Bruce Sherwood, the panel chair, set the stage: We
used to be able to describe physics as theory, experiment,
and the interplay between the two. This is no longer
true, and it hasn't been for a while. Physics is now
theory, experiment, *simulation*, and the
interplay among the three! Yet this truth is not
reflected in the undergraduate physics curriculum --
even at so-called "respectable schools".
Rubin Landau
described a systemic approach, a Computational Physics
major he designed and implemented at Oregon State. He
was motivated by what he saw as a turning inward of
physics, efforts to cover all of the history of physics
in the undergrad curriculum, with a focus on mathematics
from the 19th century, and not looking outward to how
physics is done today. (This CS educator felt immediate
empathy for Landau's plight.) He noted his own
embarrassment: computational physicists at major physics
conferences who refuse to discuss their algorithms or
the verification of their programs. This is simply not
part of the culture of physics.
Students learn by doing, so projects are key to this
Computational Physics curriculum. Students use a
"compiled language", which is Landau's way to distinguish
programming in a CS-style language from Mathematica
and Maple. For him, the key is to separate the program
from engine; students need to see the
program as an idea.
Two languages is better, as that gives students a chance
to generalize the issues at play in using computation
for modeling.
The OSU experience is that the political issues in
changing the curriculum are much tougher to solve than
the academic issues: the need for budget, the resistance
of senior faculty, the reluctance of junior faculty to
risk tenure, and so on.

THE EXERCISE:
Do the following statements agree with the text on computational physics? For each, answer yes or no and quote the words from the text that decide it. 1. Landau designed and implemented a Computational Physics major at Oregon State. 2. Landau considers one programming language better for students than two. 3. At OSU, the academic issues in changing the curriculum proved harder to solve than the political ones.

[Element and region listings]
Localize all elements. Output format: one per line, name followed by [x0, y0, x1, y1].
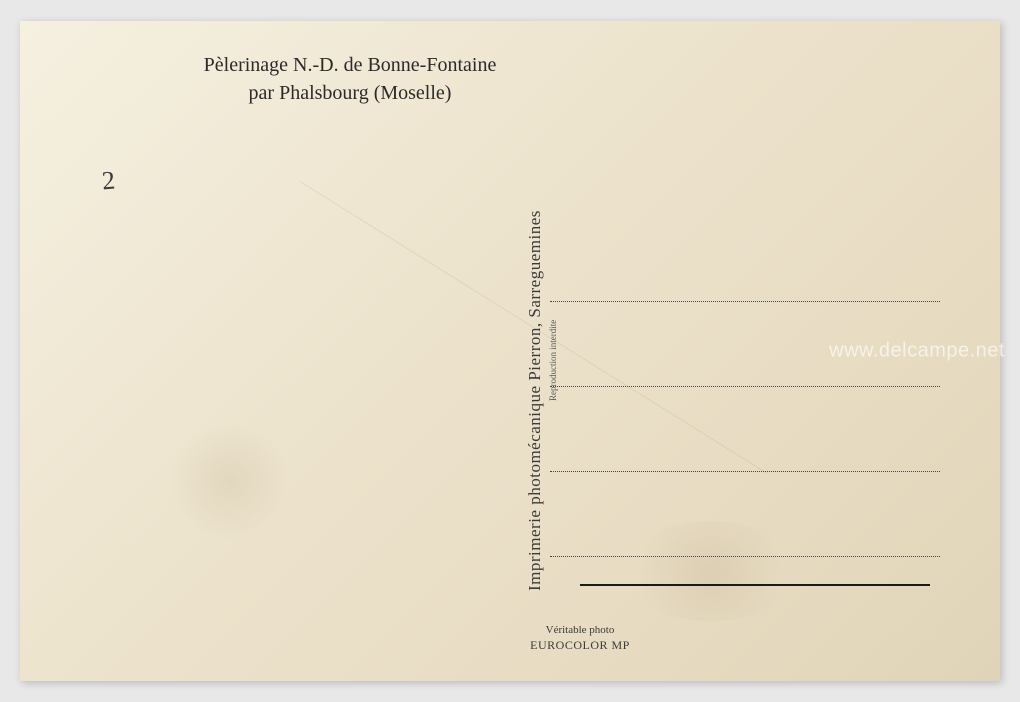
title-line-2: par Phalsbourg (Moselle) [150, 79, 550, 107]
postcard-title: Pèlerinage N.-D. de Bonne-Fontaine par P… [150, 51, 550, 107]
brand-label: EUROCOLOR MP [510, 638, 650, 653]
address-line [550, 556, 940, 557]
handwritten-number: 2 [101, 165, 117, 196]
title-line-1: Pèlerinage N.-D. de Bonne-Fontaine [150, 51, 550, 79]
solid-underline [580, 584, 930, 586]
paper-stain [620, 521, 800, 621]
reproduction-note: Reproduction interdite [548, 271, 558, 401]
address-line [550, 301, 940, 302]
paper-stain [170, 421, 290, 541]
printer-credit: Imprimerie photomécanique Pierron, Sarre… [525, 91, 545, 591]
watermark: www.delcampe.net [829, 340, 1005, 363]
address-line [550, 471, 940, 472]
photo-type-label: Véritable photo [510, 624, 650, 636]
address-line [550, 386, 940, 387]
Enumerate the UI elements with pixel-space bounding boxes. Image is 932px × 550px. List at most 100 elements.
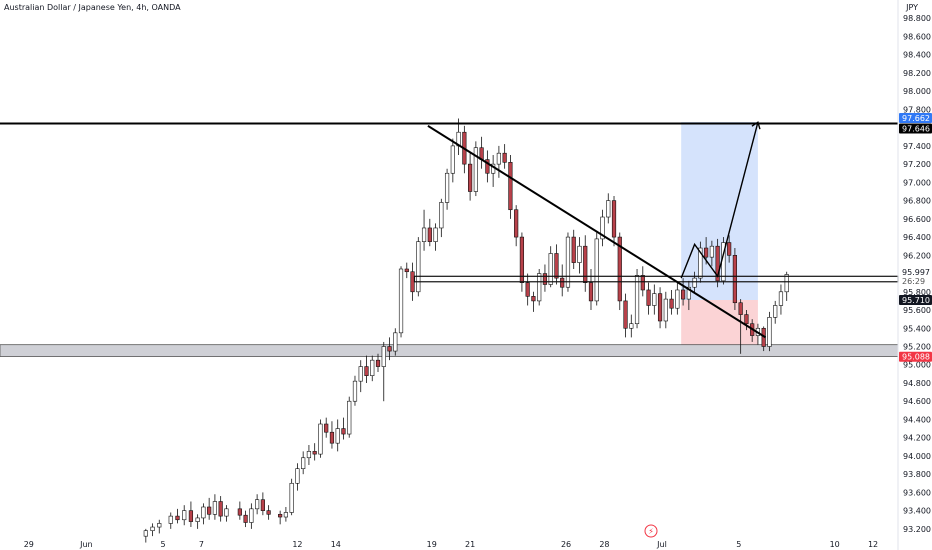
y-tick-label: 98.000 — [903, 87, 931, 96]
candle-body — [266, 510, 271, 515]
candle-body — [663, 298, 668, 322]
candle-body — [623, 300, 628, 329]
candle-body — [212, 501, 218, 515]
candle-body — [224, 508, 229, 517]
y-tick-label: 94.600 — [903, 397, 931, 406]
x-tick-label: 10 — [830, 540, 840, 549]
candle-body — [680, 289, 686, 300]
time-axis[interactable]: 29 Jun 5 7 12 14 19 21 26 28 Jul 5 10 12 ⚡ — [24, 524, 878, 549]
candle-body — [255, 499, 260, 510]
y-tick-label: 94.400 — [903, 415, 931, 424]
candle-body — [207, 506, 212, 515]
candle-body — [324, 423, 329, 433]
event-flash-glyph: ⚡ — [648, 527, 654, 536]
candle-body — [784, 274, 789, 293]
candle-body — [738, 302, 743, 315]
currency-label: JPY — [906, 3, 918, 12]
candle-body — [375, 359, 381, 367]
candle-body — [485, 159, 490, 174]
y-tick-label: 97.200 — [903, 160, 931, 169]
candle-body — [514, 209, 519, 238]
y-tick-label: 98.800 — [903, 14, 931, 23]
candle-body — [554, 253, 559, 279]
y-tick-label: 93.800 — [903, 470, 931, 479]
x-tick-label: 21 — [465, 540, 475, 549]
trendline — [427, 124, 767, 339]
candle-body — [168, 515, 173, 524]
candle-body — [347, 400, 352, 435]
y-tick-label: 96.800 — [903, 197, 931, 206]
x-tick-label: 12 — [292, 540, 302, 549]
y-tick-label: 95.000 — [903, 361, 931, 370]
symbol-title: Australian Dollar / Japanese Yen, 4h, OA… — [4, 3, 181, 12]
target-price-tag: 97.662 — [902, 114, 930, 123]
candle-body — [410, 271, 415, 293]
y-tick-label: 98.200 — [903, 69, 931, 78]
candle-body — [175, 515, 180, 521]
candle-body — [525, 282, 530, 297]
candle-body — [646, 289, 651, 306]
y-tick-label: 93.200 — [903, 525, 931, 534]
candle-body — [352, 380, 358, 402]
candle-body — [617, 236, 622, 302]
candle-body — [201, 506, 206, 519]
x-tick-label: 26 — [561, 540, 571, 549]
candle-body — [306, 451, 312, 459]
candle-body — [773, 305, 778, 318]
y-tick-label: 95.400 — [903, 324, 931, 333]
candle-body — [433, 227, 438, 242]
candle-body — [182, 510, 187, 521]
candle-body — [150, 526, 155, 532]
candle-body — [686, 286, 691, 300]
candle-body — [301, 457, 306, 469]
candle-body — [704, 247, 709, 258]
candle-body — [698, 247, 703, 279]
candle-body — [600, 216, 605, 240]
candle-body — [243, 514, 248, 523]
entry-price-tag: 95.710 — [902, 296, 930, 305]
candle-body — [404, 268, 409, 273]
candle-body — [727, 242, 732, 256]
drawings — [0, 121, 899, 339]
candle-body — [657, 293, 663, 322]
candle-body — [341, 428, 346, 435]
candle-body — [669, 298, 674, 309]
last-price-tag: 95.997 — [902, 268, 930, 277]
x-tick-label: Jun — [79, 540, 93, 549]
resistance-price-tag: 97.646 — [902, 124, 930, 133]
candle-body — [289, 482, 294, 513]
candle-body — [709, 245, 714, 258]
y-tick-label: 96.200 — [903, 251, 931, 260]
candle-body — [577, 245, 582, 263]
price-axis[interactable]: 98.800 98.600 98.400 98.200 98.000 97.800 97.4… — [897, 0, 931, 550]
candle-body — [143, 530, 148, 537]
candle-body — [444, 172, 450, 203]
neckline-box — [413, 275, 899, 283]
candle-body — [640, 275, 645, 291]
x-tick-label: 28 — [599, 540, 609, 549]
candle-body — [583, 245, 588, 283]
candle-body — [450, 145, 455, 174]
x-tick-label: 7 — [199, 540, 204, 549]
x-tick-label: 5 — [736, 540, 741, 549]
candle-body — [387, 346, 392, 352]
candle-body — [318, 423, 323, 455]
candle-body — [560, 277, 565, 288]
projection-arrowhead — [751, 121, 761, 130]
candle-body — [629, 323, 634, 329]
candle-body — [195, 517, 200, 522]
candle-body — [188, 510, 194, 522]
candle-body — [421, 227, 427, 242]
y-tick-label: 93.600 — [903, 488, 931, 497]
candle-body — [537, 273, 542, 302]
y-tick-label: 97.000 — [903, 178, 931, 187]
y-tick-label: 97.800 — [903, 105, 931, 114]
candle-body — [732, 255, 738, 304]
x-tick-label: 5 — [161, 540, 166, 549]
candle-body — [675, 289, 680, 309]
x-tick-label: 19 — [427, 540, 437, 549]
candle-body — [692, 277, 697, 288]
candle-body — [508, 162, 513, 211]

OUTPUT OF THE EXERCISE:
1. Yes: "a Computational Physics major he designed and implemented at Oregon State"
2. No: "Two languages is better"
3. No: "the political issues in changing the curriculum are much tougher to solve than the academic issues"